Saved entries
>>>>>
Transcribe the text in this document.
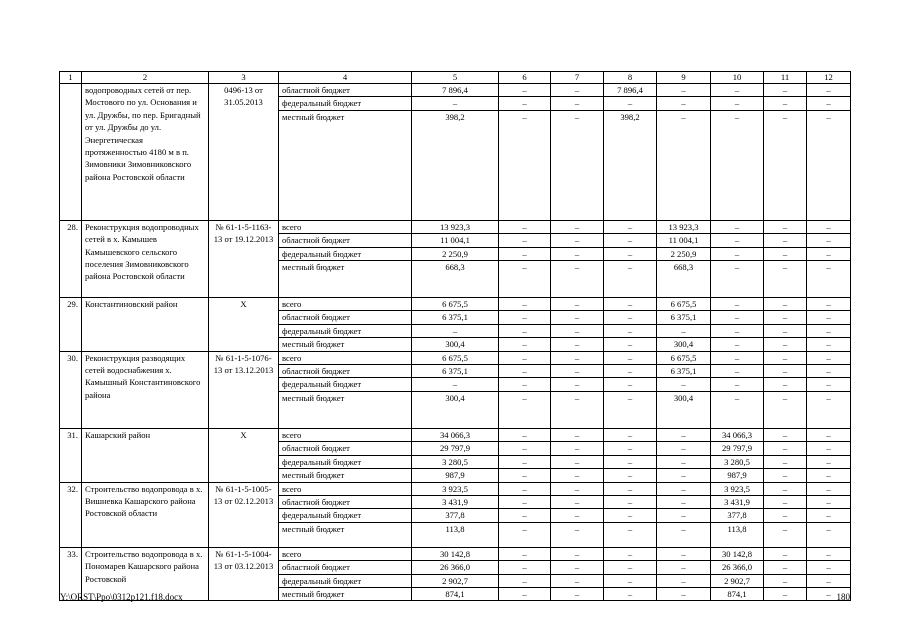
1	2	3	4	5	6	7	8	9	10	11	12
	водопроводных сетей от пер. Мостового по ул. Основания и ул. Дружбы, по пер. Бригадный от ул. Дружбы до ул. Энергетическая протяженностью 4180 м в п. Зимовники Зимовниковского района Ростовской области	0496-13 от 31.05.2013	областной бюджет	7 896,4	–	–	7 896,4	–	–	–	–
			федеральный бюджет	–	–	–	–	–	–	–	–
			местный бюджет	398,2	–	–	398,2	–	–	–	–
28.	Реконструкция водопроводных сетей в х. Камышев Камышевского сельского поселения Зимовниковского района Ростовской области	№ 61-1-5-1163-13 от 19.12.2013	всего	13 923,3	–	–	–	13 923,3	–	–	–
			областной бюджет	11 004,1	–	–	–	11 004,1	–	–	–
			федеральный бюджет	2 250,9	–	–	–	2 250,9	–	–	–
			местный бюджет	668,3	–	–	–	668,3	–	–	–
29.	Константиновский район	X	всего	6 675,5	–	–	–	6 675,5	–	–	–
			областной бюджет	6 375,1	–	–	–	6 375,1	–	–	–
			федеральный бюджет	–	–	–	–	–	–	–	–
			местный бюджет	300,4	–	–	–	300,4	–	–	–
30.	Реконструкция разводящих сетей водоснабжения х. Камышный Константиновского района	№ 61-1-5-1076-13 от 13.12.2013	всего	6 675,5	–	–	–	6 675,5	–	–	–
			областной бюджет	6 375,1	–	–	–	6 375,1	–	–	–
			федеральный бюджет	–	–	–	–	–	–	–	–
			местный бюджет	300,4	–	–	–	300,4	–	–	–
31.	Кашарский район	X	всего	34 066,3	–	–	–	–	34 066,3	–	–
			областной бюджет	29 797,9	–	–	–	–	29 797,9	–	–
			федеральный бюджет	3 280,5	–	–	–	–	3 280,5	–	–
			местный бюджет	987,9	–	–	–	–	987,9	–	–
32.	Строительство водопровода в х. Вишневка Кашарского района Ростовской области	№ 61-1-5-1005-13 от 02.12.2013	всего	3 923,5	–	–	–	–	3 923,5	–	–
			областной бюджет	3 431,9	–	–	–	–	3 431,9	–	–
			федеральный бюджет	377,8	–	–	–	–	377,8	–	–
			местный бюджет	113,8	–	–	–	–	113,8	–	–
33.	Строительство водопровода в х. Пономарев Кашарского района Ростовской	№ 61-1-5-1004-13 от 03.12.2013	всего	30 142,8	–	–	–	–	30 142,8	–	–
			областной бюджет	26 366,0	–	–	–	–	26 366,0	–	–
			федеральный бюджет	2 902,7	–	–	–	–	2 902,7	–	–
			местный бюджет	874,1	–	–	–	–	874,1	–	–
Y:\ORST\Ppo\0312p121.f18.docx	180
<<<<<
▶ THE PROBLEM
From the data above, copy each line that holds "местный".

▶ RESPONSE
			местный бюджет	398,2	–	–	398,2	–	–	–	–
			местный бюджет	668,3	–	–	–	668,3	–	–	–
			местный бюджет	300,4	–	–	–	300,4	–	–	–
			местный бюджет	300,4	–	–	–	300,4	–	–	–
			местный бюджет	987,9	–	–	–	–	987,9	–	–
			местный бюджет	113,8	–	–	–	–	113,8	–	–
			местный бюджет	874,1	–	–	–	–	874,1	–	–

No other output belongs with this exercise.